(Task input)
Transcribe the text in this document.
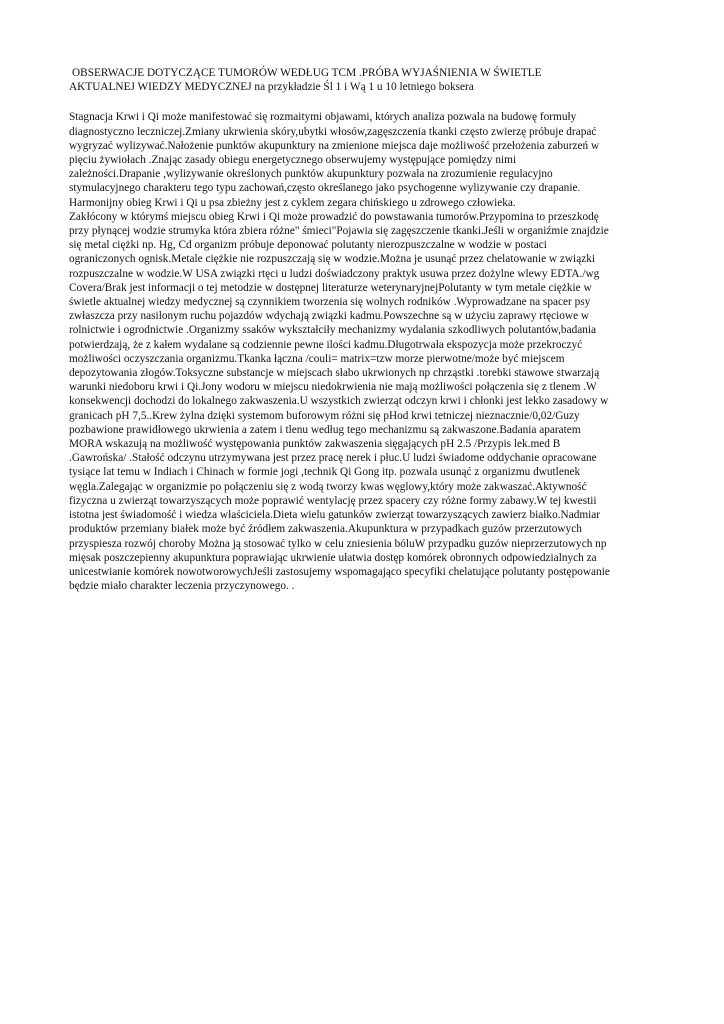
OBSERWACJE DOTYCZĄCE TUMORÓW WEDŁUG TCM .PRÓBA WYJAŚNIENIA W ŚWIETLE
AKTUALNEJ WIEDZY MEDYCZNEJ na przykładzie Śl 1 i Wą 1 u 10 letniego boksera
Stagnacja Krwi i Qi może manifestować się rozmaitymi objawami, których analiza pozwala na budowę formuły
diagnostyczno leczniczej.Zmiany ukrwienia skóry,ubytki włosów,zagęszczenia tkanki często zwierzę próbuje drapać
wygryzać wylizywać.Nałożenie punktów akupunktury na zmienione miejsca daje możliwość przełożenia zaburzeń w
pięciu żywiołach .Znając zasady obiegu energetycznego obserwujemy występujące pomiędzy nimi
zależności.Drapanie ,wylizywanie określonych punktów akupunktury pozwala na zrozumienie regulacyjno
stymulacyjnego charakteru tego typu zachowań,często określanego jako psychogenne wylizywanie czy drapanie.
Harmonijny obieg Krwi i Qi u psa zbieżny jest z cyklem zegara chińskiego u zdrowego człowieka.
Zakłócony w którymś miejscu obieg Krwi i Qi może prowadzić do powstawania tumorów.Przypomina to przeszkodę
przy płynącej wodzie strumyka która zbiera różne" śmieci"Pojawia się zagęszczenie tkanki.Jeśli w organiźmie znajdzie
się metal ciężki np. Hg, Cd organizm próbuje deponować polutanty nierozpuszczalne w wodzie w postaci
ograniczonych ognisk.Metale ciężkie nie rozpuszczają się w wodzie.Można je usunąć przez chelatowanie w związki
rozpuszczalne w wodzie.W USA związki rtęci u ludzi doświadczony praktyk usuwa przez dożylne wlewy EDTA./wg
Covera/Brak jest informacji o tej metodzie w dostępnej literaturze weterynaryjnejPolutanty w tym metale ciężkie w
świetle aktualnej wiedzy medycznej są czynnikiem tworzenia się wolnych rodników .Wyprowadzane na spacer psy
zwłaszcza przy nasilonym ruchu pojazdów wdychają związki kadmu.Powszechne są w użyciu zaprawy rtęciowe w
rolnictwie i ogrodnictwie .Organizmy ssaków wykształciły mechanizmy wydalania szkodliwych polutantów,badania
potwierdzają, że z kałem wydalane są codziennie pewne ilości kadmu.Długotrwała ekspozycja może przekroczyć
możliwości oczyszczania organizmu.Tkanka łączna /couli= matrix=tzw morze pierwotne/może być miejscem
depozytowania złogów.Toksyczne substancje w miejscach słabo ukrwionych np chrząstki .torebki stawowe stwarzają
warunki niedoboru krwi i Qi.Jony wodoru w miejscu niedokrwienia nie mają możliwości połączenia się z tlenem .W
konsekwencji dochodzi do lokalnego zakwaszenia.U wszystkich zwierząt odczyn krwi i chłonki jest lekko zasadowy w
granicach pH 7,5..Krew żylna dzięki systemom buforowym różni się pHod krwi tetniczej nieznacznie/0,02/Guzy
pozbawione prawidłowego ukrwienia a zatem i tlenu według tego mechanizmu są zakwaszone.Badania aparatem
MORA wskazują na możliwość występowania punktów zakwaszenia sięgających pH 2.5 /Przypis lek.med B
.Gawrońska/ .Stałość odczynu utrzymywana jest przez pracę nerek i płuc.U ludzi świadome oddychanie opracowane
tysiące lat temu w Indiach i Chinach w formie jogi ,technik Qi Gong itp. pozwala usunąć z organizmu dwutlenek
węgla.Zalegając w organizmie po połączeniu się z wodą tworzy kwas węglowy,który może zakwaszać.Aktywność
fizyczna u zwierząt towarzyszących może poprawić wentylację przez spacery czy różne formy zabawy.W tej kwestii
istotna jest świadomość i wiedza właściciela.Dieta wielu gatunków zwierząt towarzyszących zawierz białko.Nadmiar
produktów przemiany białek może być źródłem zakwaszenia.Akupunktura w przypadkach guzów przerzutowych
przyspiesza rozwój choroby Można ją stosować tylko w celu zniesienia bóluW przypadku guzów nieprzerzutowych np
mięsak poszczepienny akupunktura poprawiając ukrwienie ułatwia dostęp komórek obronnych odpowiedzialnych za
unicestwianie komórek nowotworowychJeśli zastosujemy wspomagająco specyfiki chelatujące polutanty postępowanie
będzie miało charakter leczenia przyczynowego. .
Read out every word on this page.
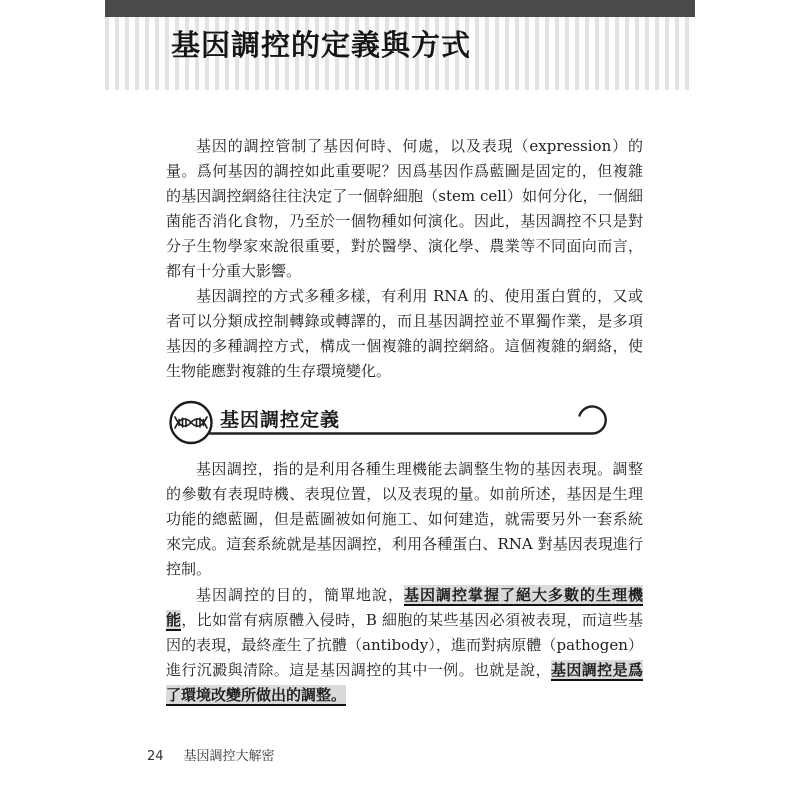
基因調控的定義與方式

基因的調控管制了基因何時、何處，以及表現（expression）的量。爲何基因的調控如此重要呢？因爲基因作爲藍圖是固定的，但複雜的基因調控網絡往往決定了一個幹細胞（stem cell）如何分化，一個細菌能否消化食物，乃至於一個物種如何演化。因此，基因調控不只是對分子生物學家來說很重要，對於醫學、演化學、農業等不同面向而言，都有十分重大影響。

基因調控的方式多種多樣，有利用 RNA 的、使用蛋白質的，又或者可以分類成控制轉錄或轉譯的，而且基因調控並不單獨作業，是多項基因的多種調控方式，構成一個複雜的調控網絡。這個複雜的網絡，使生物能應對複雜的生存環境變化。

基因調控定義

基因調控，指的是利用各種生理機能去調整生物的基因表現。調整的參數有表現時機、表現位置，以及表現的量。如前所述，基因是生理功能的總藍圖，但是藍圖被如何施工、如何建造，就需要另外一套系統來完成。這套系統就是基因調控，利用各種蛋白、RNA 對基因表現進行控制。

基因調控的目的，簡單地說，基因調控掌握了絕大多數的生理機能，比如當有病原體入侵時，B 細胞的某些基因必須被表現，而這些基因的表現，最終產生了抗體（antibody），進而對病原體（pathogen）進行沉澱與清除。這是基因調控的其中一例。也就是說，基因調控是爲了環境改變所做出的調整。

24 基因調控大解密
(End Task input)
■ Work to be completed: Please find every line in the listing that holds the string "punktów" and copy it.

■ Worked solution:
wygryzać wylizywać.Nałożenie punktów akupunktury na zmienione miejsca daje możliwość przełożenia zaburzeń w
zależności.Drapanie ,wylizywanie określonych punktów akupunktury pozwala na zrozumienie regulacyjno
MORA wskazują na możliwość występowania punktów zakwaszenia sięgających pH 2.5 /Przypis lek.med B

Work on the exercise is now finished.